#### [DIRECTION]
Some lines of these records may hold the word "ylabel"; state how many, using only the number.

#### [SUPPLIED RECORDS]
____________________
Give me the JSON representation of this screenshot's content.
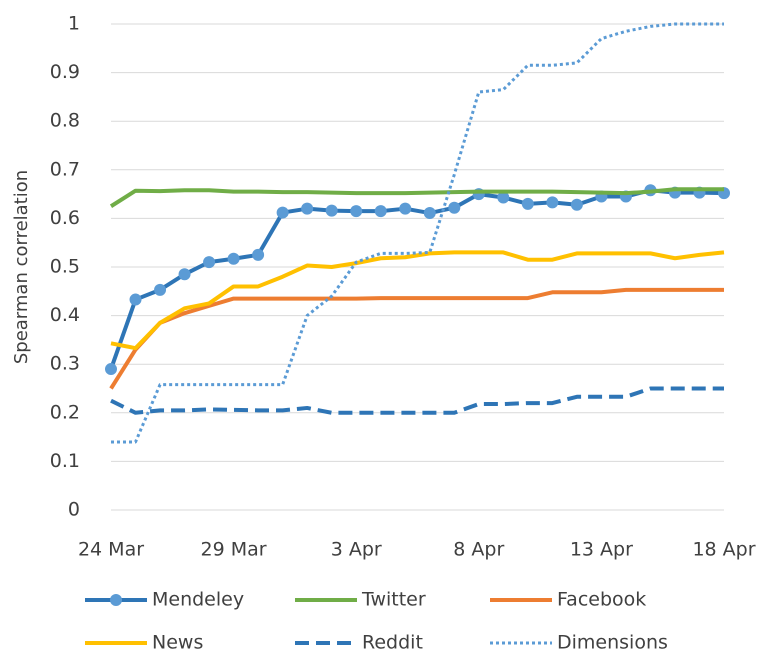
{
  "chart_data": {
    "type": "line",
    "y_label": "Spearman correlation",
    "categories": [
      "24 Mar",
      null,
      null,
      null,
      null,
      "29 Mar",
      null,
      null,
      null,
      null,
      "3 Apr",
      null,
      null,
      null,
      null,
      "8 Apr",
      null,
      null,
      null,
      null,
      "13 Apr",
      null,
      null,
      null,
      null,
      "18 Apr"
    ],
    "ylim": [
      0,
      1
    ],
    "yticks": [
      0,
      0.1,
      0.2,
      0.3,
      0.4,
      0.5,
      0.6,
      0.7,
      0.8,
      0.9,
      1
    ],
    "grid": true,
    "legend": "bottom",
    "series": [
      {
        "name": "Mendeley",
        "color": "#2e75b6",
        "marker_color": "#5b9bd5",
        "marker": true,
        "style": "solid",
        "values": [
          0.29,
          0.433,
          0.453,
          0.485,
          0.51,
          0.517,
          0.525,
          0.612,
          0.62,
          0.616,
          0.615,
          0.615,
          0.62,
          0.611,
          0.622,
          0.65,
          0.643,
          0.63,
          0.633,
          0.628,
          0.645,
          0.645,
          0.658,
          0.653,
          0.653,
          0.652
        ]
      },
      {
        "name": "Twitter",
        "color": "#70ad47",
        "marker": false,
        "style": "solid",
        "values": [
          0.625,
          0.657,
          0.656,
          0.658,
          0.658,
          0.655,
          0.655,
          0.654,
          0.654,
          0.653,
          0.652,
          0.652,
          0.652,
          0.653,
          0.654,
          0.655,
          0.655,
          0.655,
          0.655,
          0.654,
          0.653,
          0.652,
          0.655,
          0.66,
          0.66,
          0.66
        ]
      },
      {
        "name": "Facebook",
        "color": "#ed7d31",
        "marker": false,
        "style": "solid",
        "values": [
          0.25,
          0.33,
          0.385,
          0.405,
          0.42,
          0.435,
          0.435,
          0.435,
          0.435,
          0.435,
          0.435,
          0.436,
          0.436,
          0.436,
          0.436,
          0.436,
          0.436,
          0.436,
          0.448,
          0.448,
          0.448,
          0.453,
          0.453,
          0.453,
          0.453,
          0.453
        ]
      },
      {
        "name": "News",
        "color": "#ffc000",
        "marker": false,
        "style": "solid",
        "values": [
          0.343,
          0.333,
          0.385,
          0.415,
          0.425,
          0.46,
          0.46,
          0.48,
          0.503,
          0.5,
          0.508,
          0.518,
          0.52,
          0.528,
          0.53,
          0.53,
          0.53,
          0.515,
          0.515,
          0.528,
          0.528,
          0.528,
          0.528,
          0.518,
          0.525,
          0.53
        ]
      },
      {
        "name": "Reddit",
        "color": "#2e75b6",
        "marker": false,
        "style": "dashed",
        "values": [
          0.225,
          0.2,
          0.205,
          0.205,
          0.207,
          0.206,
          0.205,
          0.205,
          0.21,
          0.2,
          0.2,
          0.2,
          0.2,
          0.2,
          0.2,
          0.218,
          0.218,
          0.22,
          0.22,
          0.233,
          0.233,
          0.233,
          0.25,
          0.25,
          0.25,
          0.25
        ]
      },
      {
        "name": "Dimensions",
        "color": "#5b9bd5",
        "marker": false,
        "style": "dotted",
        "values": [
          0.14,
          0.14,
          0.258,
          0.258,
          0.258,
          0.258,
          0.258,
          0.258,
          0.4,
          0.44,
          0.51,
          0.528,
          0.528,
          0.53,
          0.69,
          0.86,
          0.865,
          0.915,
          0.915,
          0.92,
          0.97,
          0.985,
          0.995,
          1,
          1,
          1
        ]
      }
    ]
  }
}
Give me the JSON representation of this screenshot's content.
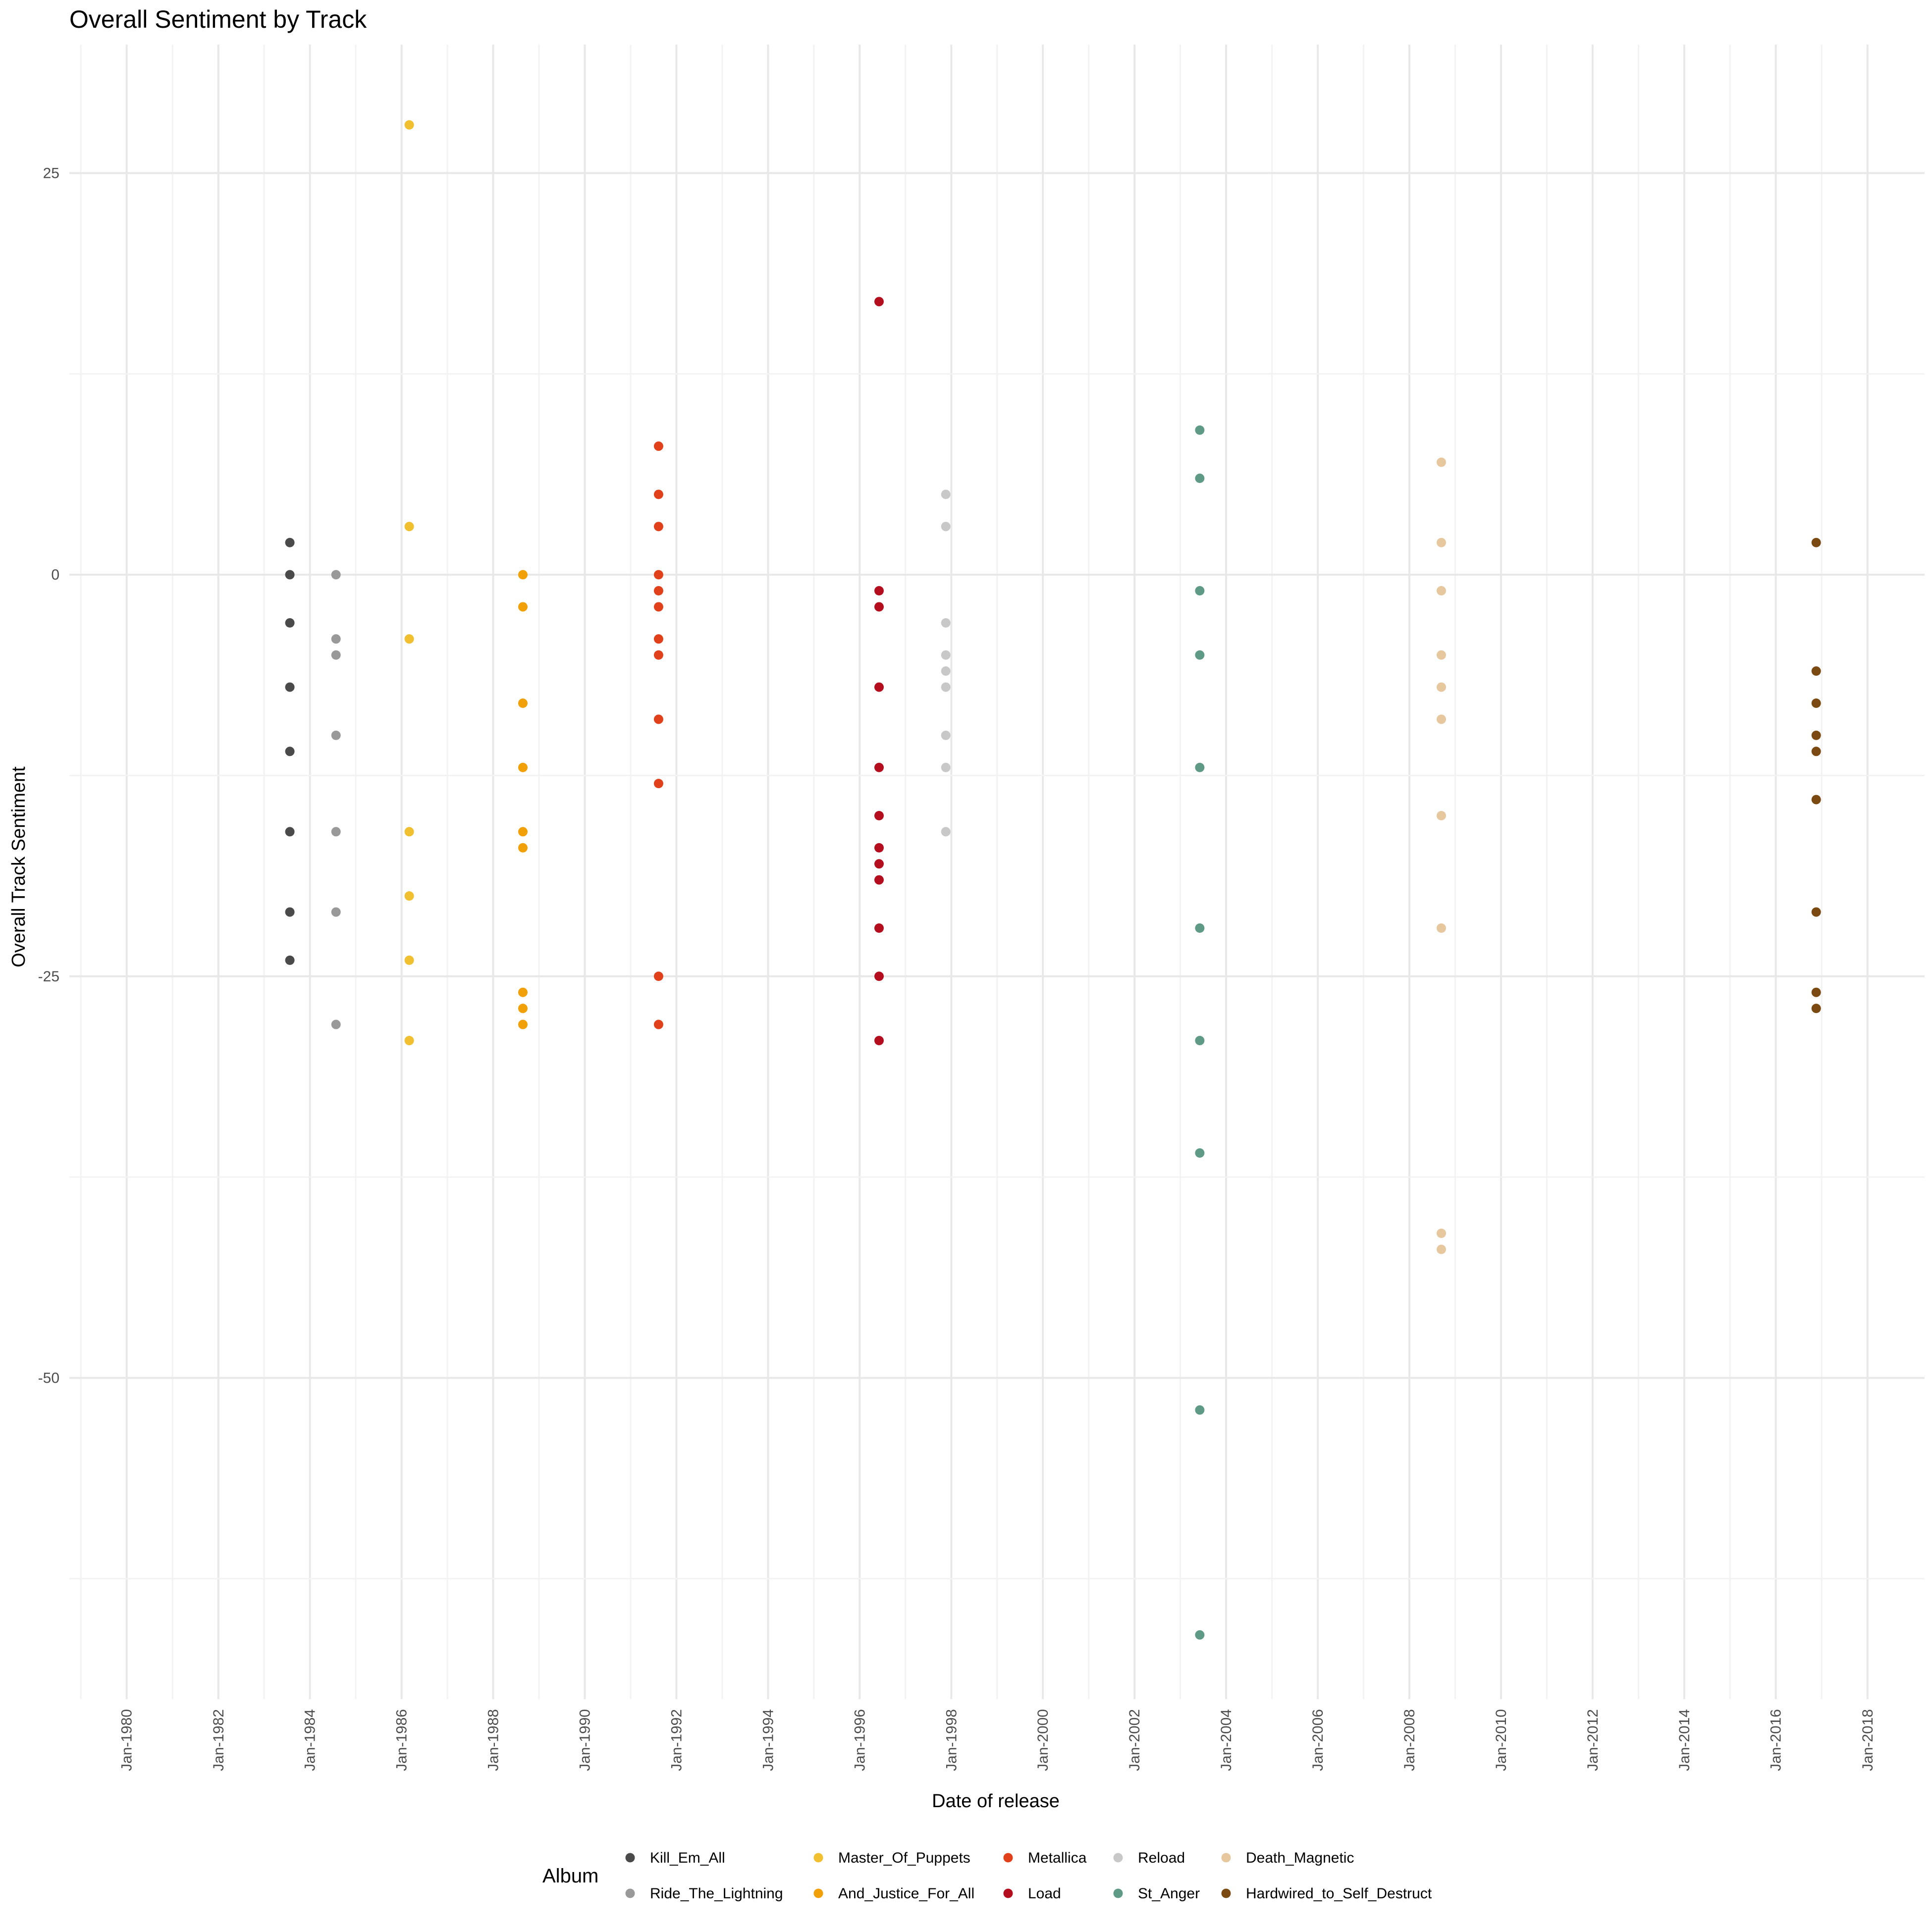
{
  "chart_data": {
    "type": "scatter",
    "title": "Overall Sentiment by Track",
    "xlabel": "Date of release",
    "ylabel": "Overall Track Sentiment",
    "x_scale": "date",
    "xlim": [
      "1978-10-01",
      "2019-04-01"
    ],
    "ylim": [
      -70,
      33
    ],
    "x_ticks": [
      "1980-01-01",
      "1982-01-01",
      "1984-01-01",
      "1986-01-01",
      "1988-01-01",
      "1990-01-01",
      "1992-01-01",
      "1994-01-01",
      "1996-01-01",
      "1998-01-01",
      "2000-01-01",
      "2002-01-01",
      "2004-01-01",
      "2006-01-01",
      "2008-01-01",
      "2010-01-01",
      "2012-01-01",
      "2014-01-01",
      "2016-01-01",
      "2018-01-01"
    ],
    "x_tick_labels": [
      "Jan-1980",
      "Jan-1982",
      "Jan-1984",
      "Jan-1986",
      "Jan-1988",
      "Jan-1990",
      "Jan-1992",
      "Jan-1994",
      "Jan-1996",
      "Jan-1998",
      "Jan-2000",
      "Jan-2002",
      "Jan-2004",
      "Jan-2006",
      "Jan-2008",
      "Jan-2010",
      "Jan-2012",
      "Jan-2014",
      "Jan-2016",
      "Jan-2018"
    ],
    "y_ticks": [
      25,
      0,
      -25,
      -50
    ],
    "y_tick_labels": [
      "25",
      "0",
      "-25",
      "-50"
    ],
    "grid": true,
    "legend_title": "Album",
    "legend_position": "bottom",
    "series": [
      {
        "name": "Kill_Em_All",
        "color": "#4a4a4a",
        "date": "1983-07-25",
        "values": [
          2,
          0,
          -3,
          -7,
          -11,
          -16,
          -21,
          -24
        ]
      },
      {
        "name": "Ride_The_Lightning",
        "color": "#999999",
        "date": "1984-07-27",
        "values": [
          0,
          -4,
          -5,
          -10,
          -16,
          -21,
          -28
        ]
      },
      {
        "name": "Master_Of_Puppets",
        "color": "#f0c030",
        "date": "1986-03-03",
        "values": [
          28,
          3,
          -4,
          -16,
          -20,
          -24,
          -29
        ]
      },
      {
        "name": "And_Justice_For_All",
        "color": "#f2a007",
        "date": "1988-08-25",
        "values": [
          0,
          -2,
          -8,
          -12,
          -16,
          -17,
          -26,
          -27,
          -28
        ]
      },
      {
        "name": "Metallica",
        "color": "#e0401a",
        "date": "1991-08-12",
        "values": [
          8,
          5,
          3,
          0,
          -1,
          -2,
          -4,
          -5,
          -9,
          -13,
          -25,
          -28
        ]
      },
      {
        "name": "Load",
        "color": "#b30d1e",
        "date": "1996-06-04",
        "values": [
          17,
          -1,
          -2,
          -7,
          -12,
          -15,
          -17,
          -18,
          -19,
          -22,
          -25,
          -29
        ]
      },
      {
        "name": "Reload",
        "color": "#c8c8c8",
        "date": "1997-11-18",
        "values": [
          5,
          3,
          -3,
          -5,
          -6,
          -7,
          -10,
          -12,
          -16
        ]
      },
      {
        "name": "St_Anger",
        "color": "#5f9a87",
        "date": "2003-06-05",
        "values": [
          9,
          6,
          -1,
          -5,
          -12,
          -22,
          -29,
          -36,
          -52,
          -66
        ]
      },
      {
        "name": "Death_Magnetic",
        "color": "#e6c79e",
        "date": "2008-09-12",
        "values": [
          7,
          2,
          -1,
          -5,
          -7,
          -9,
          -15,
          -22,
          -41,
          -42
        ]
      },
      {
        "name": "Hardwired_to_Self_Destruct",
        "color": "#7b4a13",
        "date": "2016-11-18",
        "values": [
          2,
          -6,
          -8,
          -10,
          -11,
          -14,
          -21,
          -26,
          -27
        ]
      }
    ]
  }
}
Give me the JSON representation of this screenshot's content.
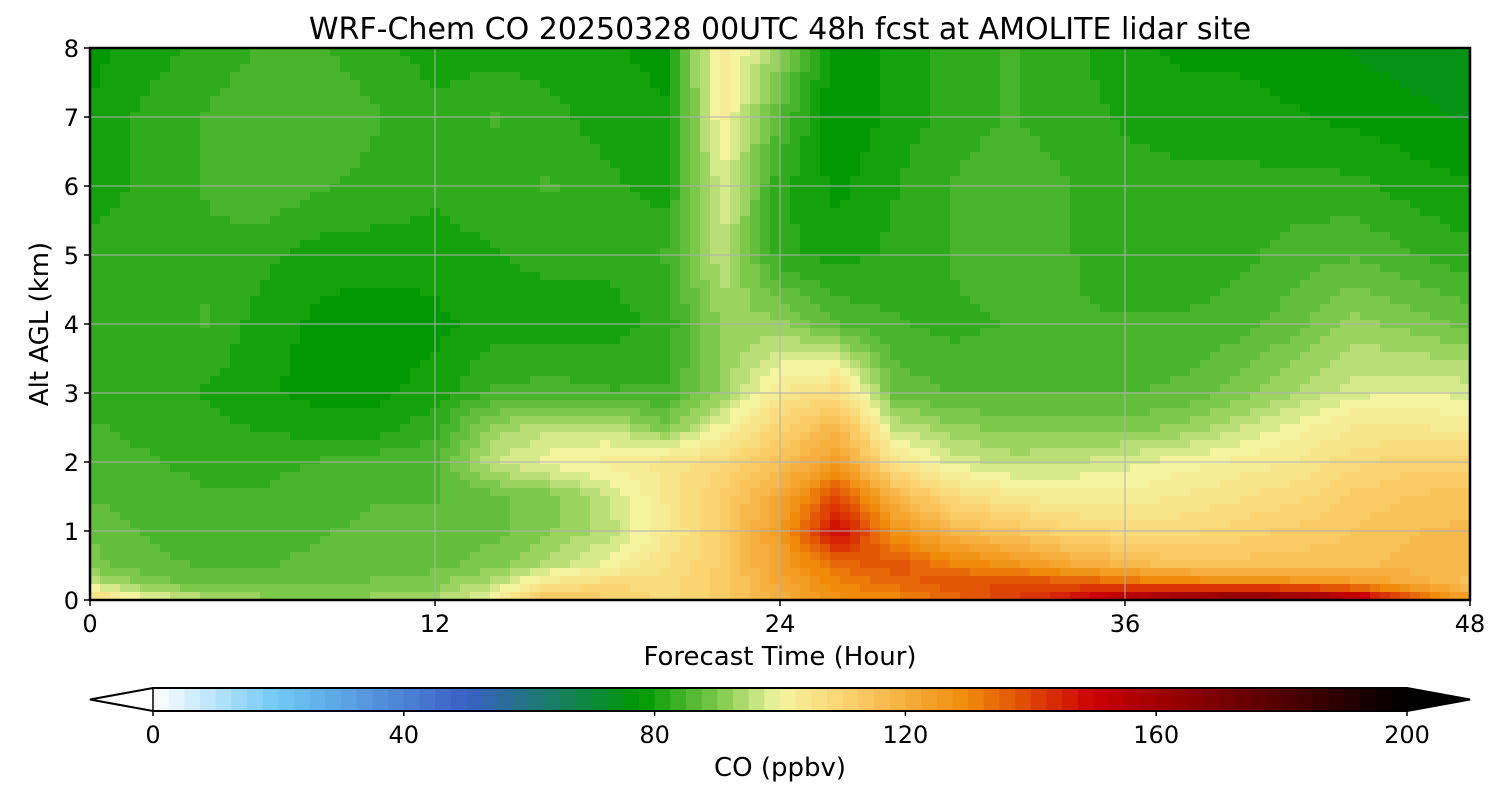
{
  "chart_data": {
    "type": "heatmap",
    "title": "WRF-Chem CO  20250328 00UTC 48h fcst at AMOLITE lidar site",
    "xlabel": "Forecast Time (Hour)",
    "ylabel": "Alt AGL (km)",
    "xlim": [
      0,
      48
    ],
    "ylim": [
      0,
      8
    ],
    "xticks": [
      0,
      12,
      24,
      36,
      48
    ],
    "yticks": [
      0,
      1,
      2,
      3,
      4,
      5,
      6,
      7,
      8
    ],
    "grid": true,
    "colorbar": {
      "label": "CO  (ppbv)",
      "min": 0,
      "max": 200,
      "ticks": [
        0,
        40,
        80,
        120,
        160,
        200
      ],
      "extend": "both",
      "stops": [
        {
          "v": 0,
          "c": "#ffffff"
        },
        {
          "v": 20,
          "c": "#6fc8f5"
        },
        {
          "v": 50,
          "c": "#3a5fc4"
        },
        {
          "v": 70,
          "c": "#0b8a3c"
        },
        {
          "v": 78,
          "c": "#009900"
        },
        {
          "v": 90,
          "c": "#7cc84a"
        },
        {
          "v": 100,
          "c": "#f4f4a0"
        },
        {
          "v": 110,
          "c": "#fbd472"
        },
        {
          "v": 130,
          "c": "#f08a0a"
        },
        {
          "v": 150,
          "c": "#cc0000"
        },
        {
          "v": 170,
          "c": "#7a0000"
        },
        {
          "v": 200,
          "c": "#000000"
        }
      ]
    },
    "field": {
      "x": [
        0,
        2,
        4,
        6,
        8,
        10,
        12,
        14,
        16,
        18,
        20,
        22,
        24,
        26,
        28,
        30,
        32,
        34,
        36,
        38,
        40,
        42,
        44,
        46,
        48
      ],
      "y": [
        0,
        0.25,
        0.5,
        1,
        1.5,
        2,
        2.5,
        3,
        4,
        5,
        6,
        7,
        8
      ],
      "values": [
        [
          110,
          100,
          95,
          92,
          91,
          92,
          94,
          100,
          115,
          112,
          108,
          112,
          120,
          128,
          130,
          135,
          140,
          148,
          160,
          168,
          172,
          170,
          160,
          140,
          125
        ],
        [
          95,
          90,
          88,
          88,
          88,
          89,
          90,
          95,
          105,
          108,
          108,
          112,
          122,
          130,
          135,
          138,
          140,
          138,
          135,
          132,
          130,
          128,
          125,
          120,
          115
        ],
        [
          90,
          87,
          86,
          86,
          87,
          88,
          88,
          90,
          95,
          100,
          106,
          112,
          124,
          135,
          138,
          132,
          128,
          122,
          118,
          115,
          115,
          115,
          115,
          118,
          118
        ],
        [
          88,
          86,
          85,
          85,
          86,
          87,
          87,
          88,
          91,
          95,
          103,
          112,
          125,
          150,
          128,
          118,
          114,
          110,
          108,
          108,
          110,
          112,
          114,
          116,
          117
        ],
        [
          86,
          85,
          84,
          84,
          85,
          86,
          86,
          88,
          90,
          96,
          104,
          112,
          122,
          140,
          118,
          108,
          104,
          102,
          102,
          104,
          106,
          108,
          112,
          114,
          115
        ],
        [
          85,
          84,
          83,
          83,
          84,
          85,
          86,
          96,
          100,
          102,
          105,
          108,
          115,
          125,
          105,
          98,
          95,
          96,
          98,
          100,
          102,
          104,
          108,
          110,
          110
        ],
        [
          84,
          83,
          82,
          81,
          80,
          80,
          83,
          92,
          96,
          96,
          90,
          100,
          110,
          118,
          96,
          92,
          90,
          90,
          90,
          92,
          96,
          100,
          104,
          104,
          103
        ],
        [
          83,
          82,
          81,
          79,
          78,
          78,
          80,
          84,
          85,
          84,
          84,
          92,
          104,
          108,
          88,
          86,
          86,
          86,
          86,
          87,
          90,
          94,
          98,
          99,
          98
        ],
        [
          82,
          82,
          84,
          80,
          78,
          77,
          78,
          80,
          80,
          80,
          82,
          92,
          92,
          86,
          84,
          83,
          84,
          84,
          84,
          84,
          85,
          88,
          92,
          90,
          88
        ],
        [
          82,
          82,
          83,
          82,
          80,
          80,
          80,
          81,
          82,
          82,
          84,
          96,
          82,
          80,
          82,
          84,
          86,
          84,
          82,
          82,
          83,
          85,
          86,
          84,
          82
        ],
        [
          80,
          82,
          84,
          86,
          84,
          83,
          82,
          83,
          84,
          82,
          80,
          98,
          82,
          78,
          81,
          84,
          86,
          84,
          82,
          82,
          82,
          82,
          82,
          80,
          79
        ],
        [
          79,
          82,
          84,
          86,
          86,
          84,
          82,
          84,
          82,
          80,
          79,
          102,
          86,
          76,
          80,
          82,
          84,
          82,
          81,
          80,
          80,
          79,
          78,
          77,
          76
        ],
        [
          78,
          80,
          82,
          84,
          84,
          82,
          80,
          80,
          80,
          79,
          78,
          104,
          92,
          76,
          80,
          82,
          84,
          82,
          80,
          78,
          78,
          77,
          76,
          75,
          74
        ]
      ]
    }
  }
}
____________________
#### [OUTPUT FOR THIS EXERCISE]
2